PROBLEM TO WORK ON
Write out the data below in full. Keep it exact.

[start]

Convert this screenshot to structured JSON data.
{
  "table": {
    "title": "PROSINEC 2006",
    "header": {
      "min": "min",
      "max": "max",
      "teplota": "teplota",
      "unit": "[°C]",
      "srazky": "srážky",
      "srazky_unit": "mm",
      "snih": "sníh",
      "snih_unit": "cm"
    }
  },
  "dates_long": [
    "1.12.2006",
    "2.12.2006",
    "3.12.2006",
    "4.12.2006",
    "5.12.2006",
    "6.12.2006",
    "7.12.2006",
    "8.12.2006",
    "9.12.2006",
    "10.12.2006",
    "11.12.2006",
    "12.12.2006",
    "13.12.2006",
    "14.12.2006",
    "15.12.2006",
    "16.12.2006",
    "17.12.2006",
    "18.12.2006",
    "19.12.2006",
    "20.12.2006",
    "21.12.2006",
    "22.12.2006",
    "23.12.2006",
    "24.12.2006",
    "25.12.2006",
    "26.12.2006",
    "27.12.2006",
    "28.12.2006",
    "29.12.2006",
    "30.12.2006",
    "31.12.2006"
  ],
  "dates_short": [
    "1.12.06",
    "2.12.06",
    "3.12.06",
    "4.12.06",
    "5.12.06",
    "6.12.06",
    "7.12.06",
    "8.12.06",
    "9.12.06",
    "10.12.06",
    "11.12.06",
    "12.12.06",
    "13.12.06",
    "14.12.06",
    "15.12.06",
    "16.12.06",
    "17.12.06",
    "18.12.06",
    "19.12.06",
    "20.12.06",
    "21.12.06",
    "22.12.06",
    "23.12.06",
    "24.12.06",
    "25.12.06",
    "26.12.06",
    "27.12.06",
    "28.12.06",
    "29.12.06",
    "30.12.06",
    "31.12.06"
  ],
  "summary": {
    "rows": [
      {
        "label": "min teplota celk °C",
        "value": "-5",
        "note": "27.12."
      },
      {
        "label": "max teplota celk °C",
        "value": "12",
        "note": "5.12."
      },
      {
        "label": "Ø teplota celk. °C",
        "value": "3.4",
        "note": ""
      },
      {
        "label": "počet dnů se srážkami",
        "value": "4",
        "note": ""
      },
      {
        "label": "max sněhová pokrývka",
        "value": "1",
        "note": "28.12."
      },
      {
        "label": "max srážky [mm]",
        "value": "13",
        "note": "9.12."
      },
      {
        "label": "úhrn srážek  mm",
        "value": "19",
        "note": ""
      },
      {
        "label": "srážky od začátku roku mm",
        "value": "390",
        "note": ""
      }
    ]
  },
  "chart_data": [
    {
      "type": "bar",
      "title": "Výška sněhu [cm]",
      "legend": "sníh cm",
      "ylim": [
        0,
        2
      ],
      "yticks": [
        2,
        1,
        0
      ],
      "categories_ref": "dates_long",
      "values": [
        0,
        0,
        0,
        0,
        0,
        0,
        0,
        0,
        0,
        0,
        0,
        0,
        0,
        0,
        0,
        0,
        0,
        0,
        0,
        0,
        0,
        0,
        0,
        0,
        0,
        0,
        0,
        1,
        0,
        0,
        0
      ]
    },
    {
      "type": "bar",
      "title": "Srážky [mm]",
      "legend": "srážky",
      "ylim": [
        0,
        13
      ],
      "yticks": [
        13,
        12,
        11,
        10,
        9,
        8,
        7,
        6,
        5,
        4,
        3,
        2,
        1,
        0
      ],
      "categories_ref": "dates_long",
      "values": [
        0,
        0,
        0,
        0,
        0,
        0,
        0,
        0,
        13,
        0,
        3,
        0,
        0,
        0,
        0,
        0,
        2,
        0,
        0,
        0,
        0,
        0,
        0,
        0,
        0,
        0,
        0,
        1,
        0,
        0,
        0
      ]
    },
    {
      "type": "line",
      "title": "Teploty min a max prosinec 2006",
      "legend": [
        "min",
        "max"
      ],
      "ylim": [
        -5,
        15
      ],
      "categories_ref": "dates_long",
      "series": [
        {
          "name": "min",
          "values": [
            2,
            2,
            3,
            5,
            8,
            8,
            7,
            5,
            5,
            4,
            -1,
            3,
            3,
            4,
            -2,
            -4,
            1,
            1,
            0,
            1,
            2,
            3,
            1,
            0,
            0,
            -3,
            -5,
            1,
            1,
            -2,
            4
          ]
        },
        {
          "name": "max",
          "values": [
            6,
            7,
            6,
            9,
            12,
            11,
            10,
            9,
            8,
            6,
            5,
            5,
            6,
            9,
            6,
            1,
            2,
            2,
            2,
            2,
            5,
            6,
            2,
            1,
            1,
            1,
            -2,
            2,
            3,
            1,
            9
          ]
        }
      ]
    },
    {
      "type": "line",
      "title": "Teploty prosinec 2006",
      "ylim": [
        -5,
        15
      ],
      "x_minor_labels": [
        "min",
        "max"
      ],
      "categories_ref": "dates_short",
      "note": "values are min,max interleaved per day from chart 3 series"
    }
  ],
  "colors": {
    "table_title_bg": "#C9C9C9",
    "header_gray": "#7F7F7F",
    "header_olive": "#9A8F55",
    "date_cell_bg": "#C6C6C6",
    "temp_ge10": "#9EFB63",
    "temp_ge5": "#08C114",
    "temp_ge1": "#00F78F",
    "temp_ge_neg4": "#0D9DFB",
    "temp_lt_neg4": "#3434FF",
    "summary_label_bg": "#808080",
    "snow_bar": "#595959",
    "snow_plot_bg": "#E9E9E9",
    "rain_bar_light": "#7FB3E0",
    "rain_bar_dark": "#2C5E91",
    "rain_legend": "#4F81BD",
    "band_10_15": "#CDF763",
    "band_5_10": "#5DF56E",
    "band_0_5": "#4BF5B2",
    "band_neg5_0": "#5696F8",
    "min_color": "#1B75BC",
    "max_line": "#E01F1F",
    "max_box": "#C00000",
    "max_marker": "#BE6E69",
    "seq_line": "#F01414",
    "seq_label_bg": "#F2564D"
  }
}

[end]

THE RESPONSE
Convert this screenshot to structured JSON data.
{
  "table": {
    "title": "PROSINEC 2006",
    "header": {
      "min": "min",
      "max": "max",
      "teplota": "teplota",
      "unit": "[°C]",
      "srazky": "srážky",
      "srazky_unit": "mm",
      "snih": "sníh",
      "snih_unit": "cm"
    }
  },
  "dates_long": [
    "1.12.2006",
    "2.12.2006",
    "3.12.2006",
    "4.12.2006",
    "5.12.2006",
    "6.12.2006",
    "7.12.2006",
    "8.12.2006",
    "9.12.2006",
    "10.12.2006",
    "11.12.2006",
    "12.12.2006",
    "13.12.2006",
    "14.12.2006",
    "15.12.2006",
    "16.12.2006",
    "17.12.2006",
    "18.12.2006",
    "19.12.2006",
    "20.12.2006",
    "21.12.2006",
    "22.12.2006",
    "23.12.2006",
    "24.12.2006",
    "25.12.2006",
    "26.12.2006",
    "27.12.2006",
    "28.12.2006",
    "29.12.2006",
    "30.12.2006",
    "31.12.2006"
  ],
  "dates_short": [
    "1.12.06",
    "2.12.06",
    "3.12.06",
    "4.12.06",
    "5.12.06",
    "6.12.06",
    "7.12.06",
    "8.12.06",
    "9.12.06",
    "10.12.06",
    "11.12.06",
    "12.12.06",
    "13.12.06",
    "14.12.06",
    "15.12.06",
    "16.12.06",
    "17.12.06",
    "18.12.06",
    "19.12.06",
    "20.12.06",
    "21.12.06",
    "22.12.06",
    "23.12.06",
    "24.12.06",
    "25.12.06",
    "26.12.06",
    "27.12.06",
    "28.12.06",
    "29.12.06",
    "30.12.06",
    "31.12.06"
  ],
  "summary": {
    "rows": [
      {
        "label": "min teplota celk °C",
        "value": "-5",
        "note": "27.12."
      },
      {
        "label": "max teplota celk °C",
        "value": "12",
        "note": "5.12."
      },
      {
        "label": "Ø teplota celk. °C",
        "value": "3.4",
        "note": ""
      },
      {
        "label": "počet dnů se srážkami",
        "value": "4",
        "note": ""
      },
      {
        "label": "max sněhová pokrývka",
        "value": "1",
        "note": "28.12."
      },
      {
        "label": "max srážky [mm]",
        "value": "13",
        "note": "9.12."
      },
      {
        "label": "úhrn srážek  mm",
        "value": "19",
        "note": ""
      },
      {
        "label": "srážky od začátku roku mm",
        "value": "390",
        "note": ""
      }
    ]
  },
  "chart_data": [
    {
      "type": "bar",
      "title": "Výška sněhu [cm]",
      "legend": "sníh cm",
      "ylim": [
        0,
        2
      ],
      "yticks": [
        2,
        1,
        0
      ],
      "categories_ref": "dates_long",
      "values": [
        0,
        0,
        0,
        0,
        0,
        0,
        0,
        0,
        0,
        0,
        0,
        0,
        0,
        0,
        0,
        0,
        0,
        0,
        0,
        0,
        0,
        0,
        0,
        0,
        0,
        0,
        0,
        1,
        0,
        0,
        0
      ]
    },
    {
      "type": "bar",
      "title": "Srážky [mm]",
      "legend": "srážky",
      "ylim": [
        0,
        13
      ],
      "yticks": [
        13,
        12,
        11,
        10,
        9,
        8,
        7,
        6,
        5,
        4,
        3,
        2,
        1,
        0
      ],
      "categories_ref": "dates_long",
      "values": [
        0,
        0,
        0,
        0,
        0,
        0,
        0,
        0,
        13,
        0,
        3,
        0,
        0,
        0,
        0,
        0,
        2,
        0,
        0,
        0,
        0,
        0,
        0,
        0,
        0,
        0,
        0,
        1,
        0,
        0,
        0
      ]
    },
    {
      "type": "line",
      "title": "Teploty min a max prosinec 2006",
      "legend": [
        "min",
        "max"
      ],
      "ylim": [
        -5,
        15
      ],
      "categories_ref": "dates_long",
      "series": [
        {
          "name": "min",
          "values": [
            2,
            2,
            3,
            5,
            8,
            8,
            7,
            5,
            5,
            4,
            -1,
            3,
            3,
            4,
            -2,
            -4,
            1,
            1,
            0,
            1,
            2,
            3,
            1,
            0,
            0,
            -3,
            -5,
            1,
            1,
            -2,
            4
          ]
        },
        {
          "name": "max",
          "values": [
            6,
            7,
            6,
            9,
            12,
            11,
            10,
            9,
            8,
            6,
            5,
            5,
            6,
            9,
            6,
            1,
            2,
            2,
            2,
            2,
            5,
            6,
            2,
            1,
            1,
            1,
            -2,
            2,
            3,
            1,
            9
          ]
        }
      ]
    },
    {
      "type": "line",
      "title": "Teploty prosinec 2006",
      "ylim": [
        -5,
        15
      ],
      "x_minor_labels": [
        "min",
        "max"
      ],
      "categories_ref": "dates_short",
      "note": "values are min,max interleaved per day from chart 3 series"
    }
  ],
  "colors": {
    "table_title_bg": "#C9C9C9",
    "header_gray": "#7F7F7F",
    "header_olive": "#9A8F55",
    "date_cell_bg": "#C6C6C6",
    "temp_ge10": "#9EFB63",
    "temp_ge5": "#08C114",
    "temp_ge1": "#00F78F",
    "temp_ge_neg4": "#0D9DFB",
    "temp_lt_neg4": "#3434FF",
    "summary_label_bg": "#808080",
    "snow_bar": "#595959",
    "snow_plot_bg": "#E9E9E9",
    "rain_bar_light": "#7FB3E0",
    "rain_bar_dark": "#2C5E91",
    "rain_legend": "#4F81BD",
    "band_10_15": "#CDF763",
    "band_5_10": "#5DF56E",
    "band_0_5": "#4BF5B2",
    "band_neg5_0": "#5696F8",
    "min_color": "#1B75BC",
    "max_line": "#E01F1F",
    "max_box": "#C00000",
    "max_marker": "#BE6E69",
    "seq_line": "#F01414",
    "seq_label_bg": "#F2564D"
  }
}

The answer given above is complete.